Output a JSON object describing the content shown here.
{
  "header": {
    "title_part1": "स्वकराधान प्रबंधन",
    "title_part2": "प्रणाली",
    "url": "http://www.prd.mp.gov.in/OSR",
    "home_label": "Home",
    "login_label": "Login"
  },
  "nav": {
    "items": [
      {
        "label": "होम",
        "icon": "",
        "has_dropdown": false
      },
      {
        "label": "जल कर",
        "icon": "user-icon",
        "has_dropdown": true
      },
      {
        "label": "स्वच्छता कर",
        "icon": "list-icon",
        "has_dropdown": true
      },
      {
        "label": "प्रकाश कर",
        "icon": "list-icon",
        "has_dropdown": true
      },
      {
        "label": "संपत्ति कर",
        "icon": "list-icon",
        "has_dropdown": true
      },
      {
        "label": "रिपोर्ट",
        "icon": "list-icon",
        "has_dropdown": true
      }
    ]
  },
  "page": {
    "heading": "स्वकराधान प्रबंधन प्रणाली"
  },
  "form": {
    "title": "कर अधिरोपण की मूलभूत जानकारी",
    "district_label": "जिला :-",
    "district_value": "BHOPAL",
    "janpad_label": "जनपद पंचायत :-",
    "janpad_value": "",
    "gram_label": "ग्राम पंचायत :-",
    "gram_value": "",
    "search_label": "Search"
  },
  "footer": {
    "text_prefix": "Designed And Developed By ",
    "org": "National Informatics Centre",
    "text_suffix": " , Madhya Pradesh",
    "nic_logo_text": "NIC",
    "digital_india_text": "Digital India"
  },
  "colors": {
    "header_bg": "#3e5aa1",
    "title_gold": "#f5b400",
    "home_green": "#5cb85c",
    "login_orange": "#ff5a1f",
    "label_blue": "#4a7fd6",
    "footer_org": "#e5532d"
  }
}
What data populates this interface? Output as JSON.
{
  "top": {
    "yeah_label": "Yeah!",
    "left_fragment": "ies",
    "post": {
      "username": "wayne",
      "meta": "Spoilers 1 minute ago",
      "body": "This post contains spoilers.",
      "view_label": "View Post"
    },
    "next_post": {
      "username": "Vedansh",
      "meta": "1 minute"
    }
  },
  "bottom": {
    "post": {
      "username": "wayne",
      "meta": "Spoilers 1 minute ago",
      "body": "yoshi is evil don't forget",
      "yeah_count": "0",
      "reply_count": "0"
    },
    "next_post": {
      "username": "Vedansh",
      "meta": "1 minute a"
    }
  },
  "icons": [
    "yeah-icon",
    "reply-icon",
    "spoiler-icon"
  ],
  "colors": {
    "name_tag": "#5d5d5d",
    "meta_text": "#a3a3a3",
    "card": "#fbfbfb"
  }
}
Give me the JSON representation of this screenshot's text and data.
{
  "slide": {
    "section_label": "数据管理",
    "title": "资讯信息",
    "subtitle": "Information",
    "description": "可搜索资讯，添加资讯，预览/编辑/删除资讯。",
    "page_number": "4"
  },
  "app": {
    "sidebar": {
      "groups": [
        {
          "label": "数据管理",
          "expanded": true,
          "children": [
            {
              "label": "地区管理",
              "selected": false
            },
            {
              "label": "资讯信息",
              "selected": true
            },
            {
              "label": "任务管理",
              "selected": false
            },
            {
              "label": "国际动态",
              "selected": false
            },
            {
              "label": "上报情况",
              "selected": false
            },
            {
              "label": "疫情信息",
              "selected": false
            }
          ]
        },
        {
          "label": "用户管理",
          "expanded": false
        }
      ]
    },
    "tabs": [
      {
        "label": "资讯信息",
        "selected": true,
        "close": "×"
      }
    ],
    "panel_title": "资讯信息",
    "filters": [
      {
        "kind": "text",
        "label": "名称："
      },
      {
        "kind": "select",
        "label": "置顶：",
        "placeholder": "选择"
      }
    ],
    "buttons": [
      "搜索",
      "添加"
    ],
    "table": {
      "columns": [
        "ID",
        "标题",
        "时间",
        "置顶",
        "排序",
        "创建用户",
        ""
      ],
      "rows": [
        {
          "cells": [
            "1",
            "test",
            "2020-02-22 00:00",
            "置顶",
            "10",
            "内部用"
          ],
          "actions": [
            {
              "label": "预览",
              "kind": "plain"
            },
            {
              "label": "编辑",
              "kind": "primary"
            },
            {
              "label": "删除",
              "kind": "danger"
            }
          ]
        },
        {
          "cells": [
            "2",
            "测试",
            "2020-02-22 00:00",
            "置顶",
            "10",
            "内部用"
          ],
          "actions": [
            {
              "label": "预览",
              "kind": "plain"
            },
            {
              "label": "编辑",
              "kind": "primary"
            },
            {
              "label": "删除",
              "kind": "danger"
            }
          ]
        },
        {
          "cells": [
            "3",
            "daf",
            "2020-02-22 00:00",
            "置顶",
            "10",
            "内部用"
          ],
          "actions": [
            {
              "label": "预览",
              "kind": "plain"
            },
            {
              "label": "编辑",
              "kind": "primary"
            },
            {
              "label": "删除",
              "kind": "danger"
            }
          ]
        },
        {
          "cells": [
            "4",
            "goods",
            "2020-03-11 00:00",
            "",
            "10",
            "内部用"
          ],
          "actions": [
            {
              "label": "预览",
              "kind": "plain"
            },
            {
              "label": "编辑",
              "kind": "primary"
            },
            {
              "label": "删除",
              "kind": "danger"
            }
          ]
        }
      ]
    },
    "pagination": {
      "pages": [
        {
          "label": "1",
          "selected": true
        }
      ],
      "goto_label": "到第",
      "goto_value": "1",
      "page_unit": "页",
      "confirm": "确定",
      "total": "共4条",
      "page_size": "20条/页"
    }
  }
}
- - - - - - -
#### WORK INSTRUCTIONS:
Say the number of lines in the records above that include the string "资讯信息", and no more.

#### EXERCISE ANSWER:
4